** Start **

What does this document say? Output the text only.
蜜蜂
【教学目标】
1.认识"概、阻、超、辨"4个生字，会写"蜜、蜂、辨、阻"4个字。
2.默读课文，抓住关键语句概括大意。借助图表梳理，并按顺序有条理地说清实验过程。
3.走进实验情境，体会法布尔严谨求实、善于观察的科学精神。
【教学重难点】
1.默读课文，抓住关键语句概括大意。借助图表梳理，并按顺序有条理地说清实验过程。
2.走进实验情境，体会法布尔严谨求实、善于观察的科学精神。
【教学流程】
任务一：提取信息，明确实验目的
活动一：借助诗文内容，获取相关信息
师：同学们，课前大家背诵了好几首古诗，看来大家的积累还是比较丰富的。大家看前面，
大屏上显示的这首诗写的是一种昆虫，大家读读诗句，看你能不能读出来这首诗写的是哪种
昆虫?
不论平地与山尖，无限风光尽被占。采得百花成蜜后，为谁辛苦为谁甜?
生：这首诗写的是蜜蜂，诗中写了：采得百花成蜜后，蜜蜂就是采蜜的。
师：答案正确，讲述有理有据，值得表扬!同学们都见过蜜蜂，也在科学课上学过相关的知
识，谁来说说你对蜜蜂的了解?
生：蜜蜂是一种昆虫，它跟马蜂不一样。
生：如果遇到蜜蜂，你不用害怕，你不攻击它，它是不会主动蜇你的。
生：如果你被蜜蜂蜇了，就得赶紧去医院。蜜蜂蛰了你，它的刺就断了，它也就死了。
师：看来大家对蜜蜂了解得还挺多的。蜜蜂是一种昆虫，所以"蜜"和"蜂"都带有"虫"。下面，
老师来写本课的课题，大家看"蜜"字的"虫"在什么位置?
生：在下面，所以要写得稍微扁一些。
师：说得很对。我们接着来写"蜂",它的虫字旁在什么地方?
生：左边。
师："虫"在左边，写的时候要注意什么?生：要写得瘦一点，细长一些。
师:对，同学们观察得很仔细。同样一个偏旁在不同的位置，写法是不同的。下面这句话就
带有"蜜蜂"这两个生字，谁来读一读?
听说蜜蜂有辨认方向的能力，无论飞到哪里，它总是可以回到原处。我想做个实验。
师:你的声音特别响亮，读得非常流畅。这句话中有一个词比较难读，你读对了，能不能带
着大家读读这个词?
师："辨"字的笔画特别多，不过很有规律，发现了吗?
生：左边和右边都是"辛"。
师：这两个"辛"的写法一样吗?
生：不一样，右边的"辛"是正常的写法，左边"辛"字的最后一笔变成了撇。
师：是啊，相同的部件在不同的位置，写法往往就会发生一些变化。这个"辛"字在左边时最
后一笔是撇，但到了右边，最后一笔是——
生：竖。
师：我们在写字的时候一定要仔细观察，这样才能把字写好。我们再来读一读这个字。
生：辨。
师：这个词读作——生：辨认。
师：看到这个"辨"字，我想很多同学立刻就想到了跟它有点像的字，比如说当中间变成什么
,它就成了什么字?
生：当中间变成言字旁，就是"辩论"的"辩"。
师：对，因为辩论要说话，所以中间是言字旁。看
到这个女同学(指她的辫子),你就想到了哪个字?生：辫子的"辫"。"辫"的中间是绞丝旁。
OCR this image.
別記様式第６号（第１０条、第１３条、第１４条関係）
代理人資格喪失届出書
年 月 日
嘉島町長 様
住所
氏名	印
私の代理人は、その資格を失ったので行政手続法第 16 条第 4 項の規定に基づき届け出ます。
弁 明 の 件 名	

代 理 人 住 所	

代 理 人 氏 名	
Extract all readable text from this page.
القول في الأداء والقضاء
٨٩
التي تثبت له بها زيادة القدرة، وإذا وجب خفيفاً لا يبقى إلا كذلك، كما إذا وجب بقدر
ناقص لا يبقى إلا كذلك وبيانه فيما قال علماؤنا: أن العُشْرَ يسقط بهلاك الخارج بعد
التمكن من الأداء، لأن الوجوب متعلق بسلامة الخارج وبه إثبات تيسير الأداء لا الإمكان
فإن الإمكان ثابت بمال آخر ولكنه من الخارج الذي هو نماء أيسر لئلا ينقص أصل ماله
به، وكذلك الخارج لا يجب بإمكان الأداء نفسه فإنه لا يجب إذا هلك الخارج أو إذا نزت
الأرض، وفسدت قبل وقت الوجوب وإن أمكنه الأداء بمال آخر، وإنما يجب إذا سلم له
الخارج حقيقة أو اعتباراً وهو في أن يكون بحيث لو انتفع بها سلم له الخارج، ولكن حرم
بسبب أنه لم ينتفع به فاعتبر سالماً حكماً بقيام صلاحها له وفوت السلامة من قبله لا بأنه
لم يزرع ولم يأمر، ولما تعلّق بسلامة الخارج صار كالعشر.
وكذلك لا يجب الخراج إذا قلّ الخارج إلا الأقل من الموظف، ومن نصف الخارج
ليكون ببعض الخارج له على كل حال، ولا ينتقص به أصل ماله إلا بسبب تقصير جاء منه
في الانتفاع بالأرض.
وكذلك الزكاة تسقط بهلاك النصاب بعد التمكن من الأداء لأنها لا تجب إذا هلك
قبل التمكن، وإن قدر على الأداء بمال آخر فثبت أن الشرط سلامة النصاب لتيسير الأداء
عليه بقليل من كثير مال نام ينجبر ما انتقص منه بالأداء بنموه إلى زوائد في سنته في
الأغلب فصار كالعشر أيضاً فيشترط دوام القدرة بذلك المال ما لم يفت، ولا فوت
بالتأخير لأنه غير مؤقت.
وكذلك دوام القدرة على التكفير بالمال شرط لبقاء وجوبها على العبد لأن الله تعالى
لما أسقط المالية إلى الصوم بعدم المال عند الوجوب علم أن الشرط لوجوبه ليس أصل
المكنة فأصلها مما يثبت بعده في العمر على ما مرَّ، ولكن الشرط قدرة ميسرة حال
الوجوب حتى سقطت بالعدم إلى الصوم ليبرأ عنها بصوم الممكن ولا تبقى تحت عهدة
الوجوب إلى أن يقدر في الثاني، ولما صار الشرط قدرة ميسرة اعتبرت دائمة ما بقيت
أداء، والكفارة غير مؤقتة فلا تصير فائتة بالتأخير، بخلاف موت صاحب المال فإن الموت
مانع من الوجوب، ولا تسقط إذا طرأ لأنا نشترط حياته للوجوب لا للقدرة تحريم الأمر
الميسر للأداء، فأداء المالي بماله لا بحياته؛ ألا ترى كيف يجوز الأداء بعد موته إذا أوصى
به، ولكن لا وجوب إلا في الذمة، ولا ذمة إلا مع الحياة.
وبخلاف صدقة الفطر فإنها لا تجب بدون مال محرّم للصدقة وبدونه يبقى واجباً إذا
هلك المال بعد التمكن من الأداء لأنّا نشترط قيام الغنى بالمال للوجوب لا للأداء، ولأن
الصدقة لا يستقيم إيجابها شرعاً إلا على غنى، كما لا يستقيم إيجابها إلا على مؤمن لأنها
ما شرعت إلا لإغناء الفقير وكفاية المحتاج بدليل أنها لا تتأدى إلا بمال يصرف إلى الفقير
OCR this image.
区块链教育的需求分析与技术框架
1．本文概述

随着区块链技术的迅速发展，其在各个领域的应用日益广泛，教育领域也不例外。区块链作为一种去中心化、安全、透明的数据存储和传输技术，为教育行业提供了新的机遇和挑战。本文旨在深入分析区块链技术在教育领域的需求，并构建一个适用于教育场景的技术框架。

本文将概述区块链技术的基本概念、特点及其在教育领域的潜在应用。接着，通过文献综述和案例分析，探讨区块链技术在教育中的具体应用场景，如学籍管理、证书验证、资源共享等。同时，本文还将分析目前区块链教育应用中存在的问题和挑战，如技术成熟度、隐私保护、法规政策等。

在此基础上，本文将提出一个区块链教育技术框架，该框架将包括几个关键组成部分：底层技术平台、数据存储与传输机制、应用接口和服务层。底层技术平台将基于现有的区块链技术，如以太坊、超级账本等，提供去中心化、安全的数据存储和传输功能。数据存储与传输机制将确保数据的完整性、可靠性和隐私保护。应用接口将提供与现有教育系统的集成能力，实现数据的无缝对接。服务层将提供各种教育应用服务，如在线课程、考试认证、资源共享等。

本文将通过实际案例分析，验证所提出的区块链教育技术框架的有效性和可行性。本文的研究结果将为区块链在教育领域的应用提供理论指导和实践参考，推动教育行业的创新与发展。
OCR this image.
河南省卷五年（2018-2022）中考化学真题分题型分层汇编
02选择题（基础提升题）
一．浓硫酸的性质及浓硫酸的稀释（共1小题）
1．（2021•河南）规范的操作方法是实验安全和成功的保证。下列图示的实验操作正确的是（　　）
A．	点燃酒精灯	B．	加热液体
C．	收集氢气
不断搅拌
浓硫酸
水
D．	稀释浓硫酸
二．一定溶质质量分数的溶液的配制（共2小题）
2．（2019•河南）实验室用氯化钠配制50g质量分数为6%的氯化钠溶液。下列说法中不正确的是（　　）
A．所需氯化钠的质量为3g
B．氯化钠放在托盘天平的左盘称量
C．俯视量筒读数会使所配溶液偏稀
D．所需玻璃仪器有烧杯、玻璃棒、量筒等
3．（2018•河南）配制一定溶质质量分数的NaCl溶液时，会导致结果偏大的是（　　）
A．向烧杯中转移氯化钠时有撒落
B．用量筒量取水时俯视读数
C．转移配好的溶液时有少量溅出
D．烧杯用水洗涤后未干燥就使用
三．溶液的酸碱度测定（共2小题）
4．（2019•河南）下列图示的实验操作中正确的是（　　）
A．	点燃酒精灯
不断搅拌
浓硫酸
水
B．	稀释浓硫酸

** End **

* Written request: Using the records above, pull out each line where the word "الصوم" occurs.

* Solution to this problem:
لما أسقط المالية إلى الصوم بعدم المال عند الوجوب علم أن الشرط لوجوبه ليس أصل
الوجوب حتى سقطت بالعدم إلى الصوم ليبرأ عنها بصوم الممكن ولا تبقى تحت عهدة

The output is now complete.